### Instructions for the task
Look through the records below and collect all lines that hold the string "Item".

## Begin Records for the exercise

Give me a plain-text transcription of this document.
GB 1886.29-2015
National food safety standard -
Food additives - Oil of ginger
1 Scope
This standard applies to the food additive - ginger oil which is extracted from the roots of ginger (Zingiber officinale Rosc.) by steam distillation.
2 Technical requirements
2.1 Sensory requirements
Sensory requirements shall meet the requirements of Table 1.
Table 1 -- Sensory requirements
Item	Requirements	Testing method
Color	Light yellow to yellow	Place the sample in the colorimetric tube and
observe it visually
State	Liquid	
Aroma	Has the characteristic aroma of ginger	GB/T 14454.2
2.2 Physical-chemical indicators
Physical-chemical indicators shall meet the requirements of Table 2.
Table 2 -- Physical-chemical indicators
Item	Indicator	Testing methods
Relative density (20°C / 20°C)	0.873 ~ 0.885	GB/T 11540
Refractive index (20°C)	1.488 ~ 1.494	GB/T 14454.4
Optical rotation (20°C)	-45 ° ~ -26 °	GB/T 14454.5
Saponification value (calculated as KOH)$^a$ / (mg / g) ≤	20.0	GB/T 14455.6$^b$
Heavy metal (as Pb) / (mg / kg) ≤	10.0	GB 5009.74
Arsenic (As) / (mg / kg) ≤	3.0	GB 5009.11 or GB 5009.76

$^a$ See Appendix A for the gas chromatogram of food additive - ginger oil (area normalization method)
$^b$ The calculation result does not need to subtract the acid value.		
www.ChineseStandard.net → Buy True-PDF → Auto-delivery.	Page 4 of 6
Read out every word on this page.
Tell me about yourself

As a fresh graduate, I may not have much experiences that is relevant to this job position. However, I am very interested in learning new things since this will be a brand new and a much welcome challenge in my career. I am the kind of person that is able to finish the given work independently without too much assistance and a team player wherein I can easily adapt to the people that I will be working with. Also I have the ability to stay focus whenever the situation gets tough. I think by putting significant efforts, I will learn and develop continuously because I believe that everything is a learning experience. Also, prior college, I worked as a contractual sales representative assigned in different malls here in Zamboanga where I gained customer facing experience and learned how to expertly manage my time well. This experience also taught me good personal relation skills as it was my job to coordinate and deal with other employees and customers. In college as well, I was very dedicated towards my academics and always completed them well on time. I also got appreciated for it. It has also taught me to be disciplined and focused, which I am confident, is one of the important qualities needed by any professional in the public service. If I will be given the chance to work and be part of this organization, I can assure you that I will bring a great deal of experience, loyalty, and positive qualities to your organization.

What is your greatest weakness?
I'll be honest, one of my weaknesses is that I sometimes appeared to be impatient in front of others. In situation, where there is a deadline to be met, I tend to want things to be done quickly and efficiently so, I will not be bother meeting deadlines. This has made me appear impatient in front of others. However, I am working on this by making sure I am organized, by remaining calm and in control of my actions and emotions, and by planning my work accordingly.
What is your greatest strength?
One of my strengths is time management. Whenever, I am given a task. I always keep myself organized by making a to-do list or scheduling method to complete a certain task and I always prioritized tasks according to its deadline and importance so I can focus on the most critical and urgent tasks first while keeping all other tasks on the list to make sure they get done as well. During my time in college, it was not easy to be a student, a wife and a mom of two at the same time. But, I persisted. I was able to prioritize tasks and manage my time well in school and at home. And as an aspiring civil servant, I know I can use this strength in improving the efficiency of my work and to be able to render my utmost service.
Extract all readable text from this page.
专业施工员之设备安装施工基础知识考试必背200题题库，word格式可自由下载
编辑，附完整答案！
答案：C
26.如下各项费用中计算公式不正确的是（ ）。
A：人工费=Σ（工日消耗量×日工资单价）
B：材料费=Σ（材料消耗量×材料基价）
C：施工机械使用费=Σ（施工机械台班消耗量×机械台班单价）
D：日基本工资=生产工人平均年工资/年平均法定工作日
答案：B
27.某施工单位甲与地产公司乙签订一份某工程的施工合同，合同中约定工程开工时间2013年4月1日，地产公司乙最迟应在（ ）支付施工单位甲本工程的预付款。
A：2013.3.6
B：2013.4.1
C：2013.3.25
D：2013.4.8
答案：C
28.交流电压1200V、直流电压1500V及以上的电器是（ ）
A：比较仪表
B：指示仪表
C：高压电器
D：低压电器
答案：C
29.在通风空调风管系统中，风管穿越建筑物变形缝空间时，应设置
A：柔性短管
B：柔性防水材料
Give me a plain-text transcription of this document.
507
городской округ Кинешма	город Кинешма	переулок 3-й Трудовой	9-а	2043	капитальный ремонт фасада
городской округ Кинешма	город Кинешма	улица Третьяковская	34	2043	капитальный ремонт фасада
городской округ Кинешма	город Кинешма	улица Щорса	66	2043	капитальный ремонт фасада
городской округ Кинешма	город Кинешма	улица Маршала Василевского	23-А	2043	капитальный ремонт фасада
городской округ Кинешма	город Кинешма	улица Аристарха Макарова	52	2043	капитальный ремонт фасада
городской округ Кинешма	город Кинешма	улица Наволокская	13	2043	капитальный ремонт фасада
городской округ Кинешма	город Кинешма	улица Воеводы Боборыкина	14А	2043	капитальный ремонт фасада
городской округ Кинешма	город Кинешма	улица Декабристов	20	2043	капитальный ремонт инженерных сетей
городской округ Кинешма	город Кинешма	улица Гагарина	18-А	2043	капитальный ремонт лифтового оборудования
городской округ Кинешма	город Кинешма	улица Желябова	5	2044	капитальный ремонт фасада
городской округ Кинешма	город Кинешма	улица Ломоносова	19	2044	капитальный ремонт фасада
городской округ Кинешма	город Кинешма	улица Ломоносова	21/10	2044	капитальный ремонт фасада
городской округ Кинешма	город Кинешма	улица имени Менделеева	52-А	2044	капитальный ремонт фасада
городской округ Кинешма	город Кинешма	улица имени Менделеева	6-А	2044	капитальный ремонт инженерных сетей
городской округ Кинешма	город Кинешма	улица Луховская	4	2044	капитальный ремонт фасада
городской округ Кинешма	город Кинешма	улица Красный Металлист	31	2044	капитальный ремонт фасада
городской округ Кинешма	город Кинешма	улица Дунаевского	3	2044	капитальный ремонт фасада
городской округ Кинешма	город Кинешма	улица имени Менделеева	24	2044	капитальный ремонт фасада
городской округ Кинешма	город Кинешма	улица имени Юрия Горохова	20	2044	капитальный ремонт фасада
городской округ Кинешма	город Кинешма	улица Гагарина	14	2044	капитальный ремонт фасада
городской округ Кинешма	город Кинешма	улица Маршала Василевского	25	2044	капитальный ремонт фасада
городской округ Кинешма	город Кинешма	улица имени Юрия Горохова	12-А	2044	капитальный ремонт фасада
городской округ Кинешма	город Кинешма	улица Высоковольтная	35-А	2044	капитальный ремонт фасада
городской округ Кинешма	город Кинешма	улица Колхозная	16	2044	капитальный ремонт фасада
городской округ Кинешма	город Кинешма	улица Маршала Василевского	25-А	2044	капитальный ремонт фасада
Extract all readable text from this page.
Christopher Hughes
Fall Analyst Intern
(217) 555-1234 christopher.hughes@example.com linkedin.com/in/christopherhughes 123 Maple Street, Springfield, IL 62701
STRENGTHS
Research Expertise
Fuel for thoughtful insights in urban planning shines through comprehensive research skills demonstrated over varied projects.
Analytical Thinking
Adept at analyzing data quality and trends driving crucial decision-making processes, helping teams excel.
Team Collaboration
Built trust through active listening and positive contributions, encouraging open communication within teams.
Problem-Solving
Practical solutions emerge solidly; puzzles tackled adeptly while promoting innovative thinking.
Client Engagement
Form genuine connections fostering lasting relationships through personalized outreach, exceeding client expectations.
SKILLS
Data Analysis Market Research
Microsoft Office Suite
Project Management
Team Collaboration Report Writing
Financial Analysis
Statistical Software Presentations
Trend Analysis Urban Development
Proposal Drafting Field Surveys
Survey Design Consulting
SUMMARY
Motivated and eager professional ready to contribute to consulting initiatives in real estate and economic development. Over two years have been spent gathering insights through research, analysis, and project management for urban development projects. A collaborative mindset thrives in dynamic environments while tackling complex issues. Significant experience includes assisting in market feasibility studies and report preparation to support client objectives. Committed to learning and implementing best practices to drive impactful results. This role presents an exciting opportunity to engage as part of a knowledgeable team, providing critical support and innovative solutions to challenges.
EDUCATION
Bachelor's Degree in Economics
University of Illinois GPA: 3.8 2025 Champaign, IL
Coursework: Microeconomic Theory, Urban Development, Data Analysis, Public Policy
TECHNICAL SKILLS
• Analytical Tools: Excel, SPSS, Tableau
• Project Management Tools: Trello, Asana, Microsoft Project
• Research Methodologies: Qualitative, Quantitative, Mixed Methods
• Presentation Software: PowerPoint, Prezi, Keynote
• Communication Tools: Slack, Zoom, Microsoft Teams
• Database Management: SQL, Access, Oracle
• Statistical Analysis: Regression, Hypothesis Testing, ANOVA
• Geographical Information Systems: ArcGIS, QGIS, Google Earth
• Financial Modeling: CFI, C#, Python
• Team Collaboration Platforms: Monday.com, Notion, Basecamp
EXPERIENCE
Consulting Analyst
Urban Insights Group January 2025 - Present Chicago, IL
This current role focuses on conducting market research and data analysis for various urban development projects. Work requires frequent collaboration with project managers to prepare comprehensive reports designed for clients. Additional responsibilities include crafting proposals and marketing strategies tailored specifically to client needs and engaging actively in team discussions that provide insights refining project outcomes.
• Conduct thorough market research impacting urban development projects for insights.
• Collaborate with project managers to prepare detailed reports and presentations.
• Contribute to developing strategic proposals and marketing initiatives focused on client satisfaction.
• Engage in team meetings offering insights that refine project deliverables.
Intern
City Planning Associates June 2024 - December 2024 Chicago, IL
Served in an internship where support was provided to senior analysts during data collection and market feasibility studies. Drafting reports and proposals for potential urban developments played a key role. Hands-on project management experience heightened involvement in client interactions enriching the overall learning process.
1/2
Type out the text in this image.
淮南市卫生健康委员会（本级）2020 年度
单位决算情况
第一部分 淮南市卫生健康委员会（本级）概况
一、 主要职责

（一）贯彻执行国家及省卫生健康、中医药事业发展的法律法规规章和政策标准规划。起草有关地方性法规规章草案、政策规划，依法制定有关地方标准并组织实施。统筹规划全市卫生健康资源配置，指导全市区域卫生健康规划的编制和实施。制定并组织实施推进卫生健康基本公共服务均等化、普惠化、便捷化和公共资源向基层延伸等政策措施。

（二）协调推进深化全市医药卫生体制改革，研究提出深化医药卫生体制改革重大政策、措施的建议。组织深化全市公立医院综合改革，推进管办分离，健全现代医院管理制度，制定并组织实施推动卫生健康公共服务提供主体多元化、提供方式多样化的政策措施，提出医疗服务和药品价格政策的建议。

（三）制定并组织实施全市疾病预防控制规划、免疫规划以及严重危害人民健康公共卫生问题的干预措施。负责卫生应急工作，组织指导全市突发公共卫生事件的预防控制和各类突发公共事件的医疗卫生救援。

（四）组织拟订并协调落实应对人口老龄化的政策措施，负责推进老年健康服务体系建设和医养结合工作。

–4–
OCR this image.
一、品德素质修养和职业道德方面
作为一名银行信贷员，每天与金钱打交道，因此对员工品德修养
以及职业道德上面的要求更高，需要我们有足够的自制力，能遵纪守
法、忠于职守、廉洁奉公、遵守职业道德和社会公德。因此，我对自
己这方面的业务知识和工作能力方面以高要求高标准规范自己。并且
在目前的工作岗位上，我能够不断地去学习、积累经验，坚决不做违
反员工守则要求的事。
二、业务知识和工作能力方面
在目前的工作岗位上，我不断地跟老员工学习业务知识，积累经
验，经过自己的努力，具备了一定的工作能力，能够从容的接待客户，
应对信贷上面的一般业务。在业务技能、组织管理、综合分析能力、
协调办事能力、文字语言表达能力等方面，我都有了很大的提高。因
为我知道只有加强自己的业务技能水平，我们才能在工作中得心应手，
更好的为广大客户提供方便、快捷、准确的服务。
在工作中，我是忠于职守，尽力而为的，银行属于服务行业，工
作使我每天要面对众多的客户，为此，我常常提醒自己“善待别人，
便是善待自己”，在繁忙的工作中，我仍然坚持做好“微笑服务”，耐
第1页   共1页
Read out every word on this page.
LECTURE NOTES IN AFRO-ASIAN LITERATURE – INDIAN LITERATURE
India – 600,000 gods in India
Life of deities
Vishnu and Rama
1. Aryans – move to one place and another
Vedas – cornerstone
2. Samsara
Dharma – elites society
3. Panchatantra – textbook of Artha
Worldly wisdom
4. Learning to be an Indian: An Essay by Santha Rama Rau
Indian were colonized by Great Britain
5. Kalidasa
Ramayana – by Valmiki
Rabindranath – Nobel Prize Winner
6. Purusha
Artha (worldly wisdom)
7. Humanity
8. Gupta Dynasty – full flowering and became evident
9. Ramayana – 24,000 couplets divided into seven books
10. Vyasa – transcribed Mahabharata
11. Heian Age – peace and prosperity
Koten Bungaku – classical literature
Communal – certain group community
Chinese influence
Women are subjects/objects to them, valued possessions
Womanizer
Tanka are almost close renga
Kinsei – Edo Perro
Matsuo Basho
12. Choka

## End Records for the exercise

### Written solution
Item	Requirements	Testing method
Item	Indicator	Testing methods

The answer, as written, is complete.